Reproduce the listing below verbatim, starting at its first line and ending with the line that contains "373, 446, 383]", with both of those lines included.
** START **
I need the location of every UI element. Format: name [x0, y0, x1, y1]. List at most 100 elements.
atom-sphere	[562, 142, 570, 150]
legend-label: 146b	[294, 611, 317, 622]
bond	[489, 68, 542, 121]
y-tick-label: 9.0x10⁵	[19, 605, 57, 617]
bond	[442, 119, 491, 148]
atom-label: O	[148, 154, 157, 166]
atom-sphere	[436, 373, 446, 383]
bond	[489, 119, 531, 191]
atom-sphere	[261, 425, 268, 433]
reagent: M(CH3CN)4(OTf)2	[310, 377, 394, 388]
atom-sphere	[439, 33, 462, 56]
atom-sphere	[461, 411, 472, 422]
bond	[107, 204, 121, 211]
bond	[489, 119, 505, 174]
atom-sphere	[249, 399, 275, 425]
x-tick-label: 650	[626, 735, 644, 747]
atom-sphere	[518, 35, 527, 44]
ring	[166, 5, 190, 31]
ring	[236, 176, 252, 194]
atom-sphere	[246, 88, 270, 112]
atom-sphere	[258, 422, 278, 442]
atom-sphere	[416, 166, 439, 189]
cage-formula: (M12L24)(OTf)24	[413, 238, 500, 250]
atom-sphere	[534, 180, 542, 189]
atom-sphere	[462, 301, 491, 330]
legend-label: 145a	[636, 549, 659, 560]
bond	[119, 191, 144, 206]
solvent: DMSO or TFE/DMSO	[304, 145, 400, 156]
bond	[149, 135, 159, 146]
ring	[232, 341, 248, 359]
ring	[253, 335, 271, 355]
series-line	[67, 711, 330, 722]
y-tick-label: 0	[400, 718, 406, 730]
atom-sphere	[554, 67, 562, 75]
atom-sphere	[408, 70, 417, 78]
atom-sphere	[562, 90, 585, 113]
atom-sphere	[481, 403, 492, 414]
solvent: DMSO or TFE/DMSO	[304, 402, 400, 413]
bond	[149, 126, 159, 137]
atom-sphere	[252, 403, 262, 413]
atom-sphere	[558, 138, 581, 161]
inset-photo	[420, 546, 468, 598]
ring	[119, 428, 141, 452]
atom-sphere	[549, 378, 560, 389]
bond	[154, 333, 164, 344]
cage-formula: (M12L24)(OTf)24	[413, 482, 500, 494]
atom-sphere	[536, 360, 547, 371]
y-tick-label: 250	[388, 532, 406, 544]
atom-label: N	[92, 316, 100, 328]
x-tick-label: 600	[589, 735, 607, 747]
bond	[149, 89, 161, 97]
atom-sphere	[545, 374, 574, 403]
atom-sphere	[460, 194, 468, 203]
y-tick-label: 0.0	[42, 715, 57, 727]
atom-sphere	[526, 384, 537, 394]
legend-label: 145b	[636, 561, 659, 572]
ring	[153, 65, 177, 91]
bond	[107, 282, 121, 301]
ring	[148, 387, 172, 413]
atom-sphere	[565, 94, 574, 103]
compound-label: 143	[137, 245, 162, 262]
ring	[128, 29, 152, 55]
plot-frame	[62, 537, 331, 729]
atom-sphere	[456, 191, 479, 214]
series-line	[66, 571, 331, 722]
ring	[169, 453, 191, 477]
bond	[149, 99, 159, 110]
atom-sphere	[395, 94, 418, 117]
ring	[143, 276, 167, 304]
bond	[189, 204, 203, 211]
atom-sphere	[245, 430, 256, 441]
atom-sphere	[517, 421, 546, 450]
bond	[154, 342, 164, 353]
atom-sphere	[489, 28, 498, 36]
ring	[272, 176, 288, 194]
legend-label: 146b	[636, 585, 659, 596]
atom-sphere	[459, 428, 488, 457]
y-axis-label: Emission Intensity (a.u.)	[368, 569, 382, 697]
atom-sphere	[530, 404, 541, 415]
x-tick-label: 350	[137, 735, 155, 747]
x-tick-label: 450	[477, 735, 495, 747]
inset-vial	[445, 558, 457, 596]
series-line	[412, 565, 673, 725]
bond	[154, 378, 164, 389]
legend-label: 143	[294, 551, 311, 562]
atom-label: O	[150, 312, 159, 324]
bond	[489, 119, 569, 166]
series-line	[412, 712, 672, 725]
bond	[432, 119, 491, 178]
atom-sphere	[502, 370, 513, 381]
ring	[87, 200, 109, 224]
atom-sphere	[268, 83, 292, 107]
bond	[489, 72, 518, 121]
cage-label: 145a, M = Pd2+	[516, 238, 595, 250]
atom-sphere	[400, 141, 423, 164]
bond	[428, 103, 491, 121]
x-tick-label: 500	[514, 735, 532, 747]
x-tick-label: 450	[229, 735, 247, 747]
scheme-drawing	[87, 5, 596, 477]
** END **
REPLY >>
I need the location of every UI element. Format: name [x0, y0, x1, y1]. List at most 100 elements.
atom-sphere	[562, 142, 570, 150]
legend-label: 146b	[294, 611, 317, 622]
bond	[489, 68, 542, 121]
y-tick-label: 9.0x10⁵	[19, 605, 57, 617]
bond	[442, 119, 491, 148]
atom-label: O	[148, 154, 157, 166]
atom-sphere	[436, 373, 446, 383]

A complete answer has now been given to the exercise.